AIM :: Tell how many lines contain the word "this". Reply with the number only.

--- begin ---

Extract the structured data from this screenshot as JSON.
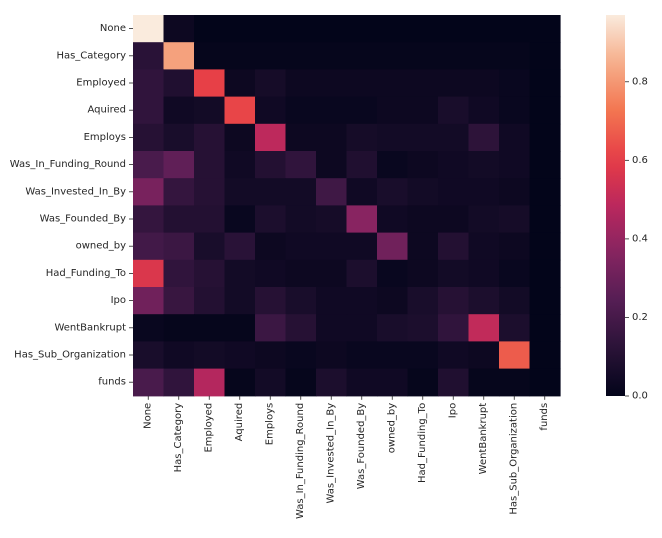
{
  "chart_data": {
    "type": "heatmap",
    "title": "",
    "xlabel": "",
    "ylabel": "",
    "row_labels": [
      "None",
      "Has_Category",
      "Employed",
      "Aquired",
      "Employs",
      "Was_In_Funding_Round",
      "Was_Invested_In_By",
      "Was_Founded_By",
      "owned_by",
      "Had_Funding_To",
      "Ipo",
      "WentBankrupt",
      "Has_Sub_Organization",
      "funds"
    ],
    "col_labels": [
      "None",
      "Has_Category",
      "Employed",
      "Aquired",
      "Employs",
      "Was_In_Funding_Round",
      "Was_Invested_In_By",
      "Was_Founded_By",
      "owned_by",
      "Had_Funding_To",
      "Ipo",
      "WentBankrupt",
      "Has_Sub_Organization",
      "funds"
    ],
    "values": [
      [
        0.97,
        0.03,
        0.0,
        0.0,
        0.0,
        0.0,
        0.0,
        0.0,
        0.0,
        0.0,
        0.0,
        0.0,
        0.0,
        0.0
      ],
      [
        0.12,
        0.82,
        0.01,
        0.01,
        0.01,
        0.01,
        0.01,
        0.01,
        0.01,
        0.01,
        0.01,
        0.01,
        0.01,
        0.0
      ],
      [
        0.14,
        0.09,
        0.61,
        0.03,
        0.06,
        0.03,
        0.03,
        0.03,
        0.03,
        0.03,
        0.03,
        0.03,
        0.02,
        0.0
      ],
      [
        0.14,
        0.04,
        0.05,
        0.62,
        0.04,
        0.02,
        0.02,
        0.02,
        0.03,
        0.03,
        0.07,
        0.04,
        0.02,
        0.0
      ],
      [
        0.11,
        0.07,
        0.11,
        0.03,
        0.49,
        0.03,
        0.03,
        0.06,
        0.05,
        0.05,
        0.05,
        0.13,
        0.04,
        0.0
      ],
      [
        0.21,
        0.27,
        0.11,
        0.04,
        0.1,
        0.14,
        0.03,
        0.09,
        0.02,
        0.03,
        0.04,
        0.05,
        0.04,
        0.0
      ],
      [
        0.33,
        0.15,
        0.11,
        0.05,
        0.05,
        0.05,
        0.18,
        0.04,
        0.07,
        0.05,
        0.04,
        0.04,
        0.03,
        0.0
      ],
      [
        0.15,
        0.1,
        0.1,
        0.02,
        0.08,
        0.05,
        0.06,
        0.37,
        0.04,
        0.03,
        0.03,
        0.05,
        0.06,
        0.0
      ],
      [
        0.19,
        0.17,
        0.07,
        0.12,
        0.03,
        0.04,
        0.04,
        0.04,
        0.31,
        0.03,
        0.1,
        0.04,
        0.03,
        0.0
      ],
      [
        0.57,
        0.14,
        0.11,
        0.05,
        0.04,
        0.03,
        0.03,
        0.08,
        0.02,
        0.03,
        0.05,
        0.04,
        0.02,
        0.0
      ],
      [
        0.31,
        0.16,
        0.1,
        0.05,
        0.11,
        0.07,
        0.04,
        0.04,
        0.03,
        0.07,
        0.11,
        0.08,
        0.05,
        0.0
      ],
      [
        0.02,
        0.01,
        0.01,
        0.01,
        0.17,
        0.11,
        0.04,
        0.04,
        0.07,
        0.08,
        0.14,
        0.5,
        0.08,
        0.0
      ],
      [
        0.07,
        0.04,
        0.05,
        0.04,
        0.03,
        0.02,
        0.03,
        0.02,
        0.02,
        0.02,
        0.04,
        0.03,
        0.67,
        0.0
      ],
      [
        0.21,
        0.14,
        0.47,
        0.01,
        0.05,
        0.01,
        0.08,
        0.04,
        0.04,
        0.01,
        0.09,
        0.01,
        0.01,
        0.0
      ]
    ],
    "vmin": 0.0,
    "vmax": 0.97,
    "colormap": "rocket",
    "colorbar": {
      "ticks": [
        0.0,
        0.2,
        0.4,
        0.6,
        0.8
      ],
      "tick_labels": [
        "0.0",
        "0.2",
        "0.4",
        "0.6",
        "0.8"
      ]
    }
  }
}
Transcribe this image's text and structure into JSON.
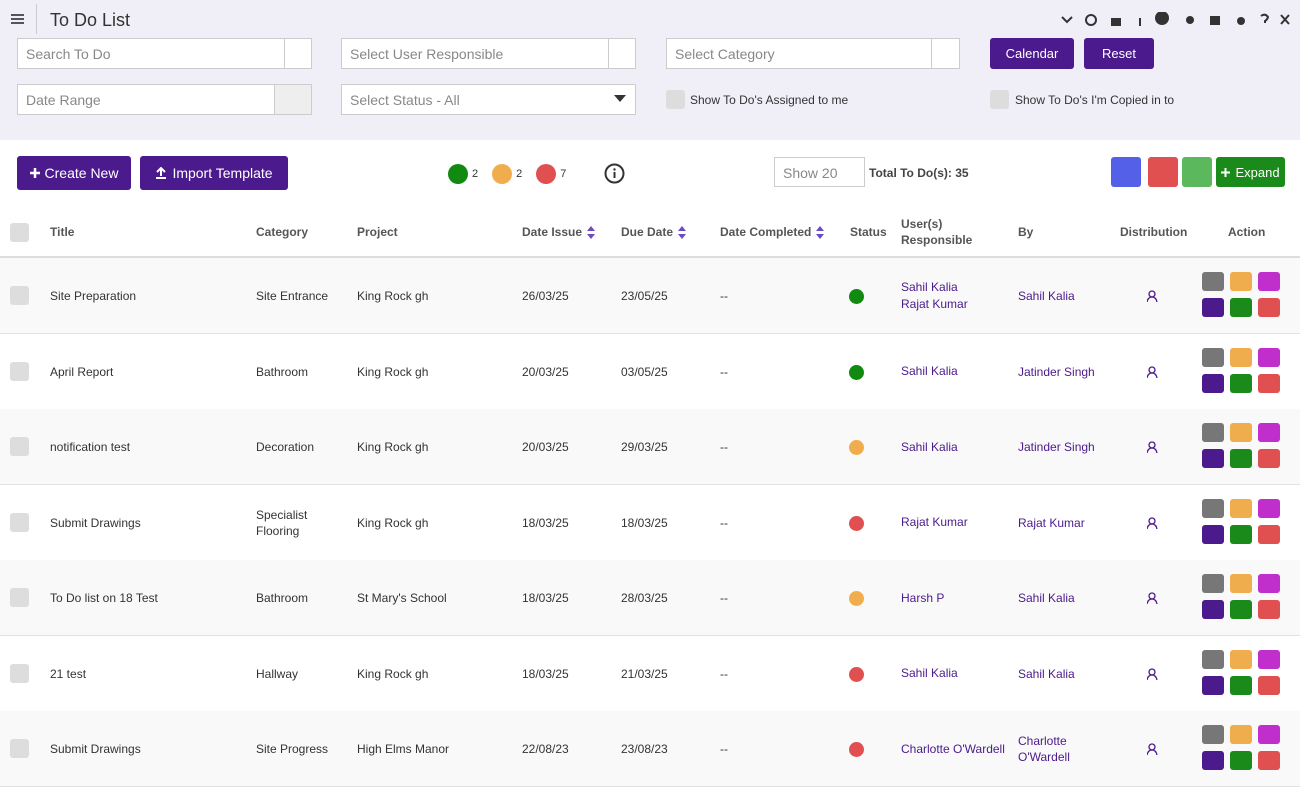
{
  "header": {
    "title": "To Do List"
  },
  "filters": {
    "search": "Search To Do",
    "user": "Select User Responsible",
    "category": "Select Category",
    "calendar": "Calendar",
    "reset": "Reset",
    "date_range": "Date Range",
    "status": "Select Status - All",
    "assigned": "Show To Do's Assigned to me",
    "copied": "Show To Do's I'm Copied in to"
  },
  "toolbar": {
    "create": "Create New",
    "import": "Import Template",
    "counts": [
      {
        "color": "#118a11",
        "count": 2
      },
      {
        "color": "#f0ad4e",
        "count": 2
      },
      {
        "color": "#e05050",
        "count": 7
      }
    ],
    "show": "Show 20",
    "total_label": "Total To Do(s):",
    "total": 35,
    "expand": "Expand"
  },
  "table": {
    "columns": [
      {
        "label": "Title",
        "sortable": false
      },
      {
        "label": "Category",
        "sortable": false
      },
      {
        "label": "Project",
        "sortable": false
      },
      {
        "label": "Date Issue",
        "sortable": true
      },
      {
        "label": "Due Date",
        "sortable": true
      },
      {
        "label": "Date Completed",
        "sortable": true
      },
      {
        "label": "Status",
        "sortable": false
      },
      {
        "label": "User(s) Responsible",
        "sortable": false
      },
      {
        "label": "By",
        "sortable": false
      },
      {
        "label": "Distribution",
        "sortable": false
      },
      {
        "label": "Action",
        "sortable": false
      }
    ],
    "rows": [
      {
        "title": "Site Preparation",
        "category": "Site Entrance",
        "project": "King Rock gh",
        "issue": "26/03/25",
        "due": "23/05/25",
        "completed": "--",
        "status": "#118a11",
        "users": [
          "Sahil Kalia",
          "Rajat Kumar"
        ],
        "by": "Sahil Kalia"
      },
      {
        "title": "April Report",
        "category": "Bathroom",
        "project": "King Rock gh",
        "issue": "20/03/25",
        "due": "03/05/25",
        "completed": "--",
        "status": "#118a11",
        "users": [
          "Sahil Kalia"
        ],
        "by": "Jatinder Singh"
      },
      {
        "title": "notification test",
        "category": "Decoration",
        "project": "King Rock gh",
        "issue": "20/03/25",
        "due": "29/03/25",
        "completed": "--",
        "status": "#f0ad4e",
        "users": [
          "Sahil Kalia"
        ],
        "by": "Jatinder Singh"
      },
      {
        "title": "Submit Drawings",
        "category": "Specialist Flooring",
        "project": "King Rock gh",
        "issue": "18/03/25",
        "due": "18/03/25",
        "completed": "--",
        "status": "#e05050",
        "users": [
          "Rajat Kumar"
        ],
        "by": "Rajat Kumar"
      },
      {
        "title": "To Do list on 18 Test",
        "category": "Bathroom",
        "project": "St Mary's School",
        "issue": "18/03/25",
        "due": "28/03/25",
        "completed": "--",
        "status": "#f0ad4e",
        "users": [
          "Harsh P"
        ],
        "by": "Sahil Kalia"
      },
      {
        "title": "21 test",
        "category": "Hallway",
        "project": "King Rock gh",
        "issue": "18/03/25",
        "due": "21/03/25",
        "completed": "--",
        "status": "#e05050",
        "users": [
          "Sahil Kalia"
        ],
        "by": "Sahil Kalia"
      },
      {
        "title": "Submit Drawings",
        "category": "Site Progress",
        "project": "High Elms Manor",
        "issue": "22/08/23",
        "due": "23/08/23",
        "completed": "--",
        "status": "#e05050",
        "users": [
          "Charlotte O'Wardell"
        ],
        "by": "Charlotte O'Wardell"
      }
    ]
  }
}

--- end ---

RESPONSE BELOW :: 2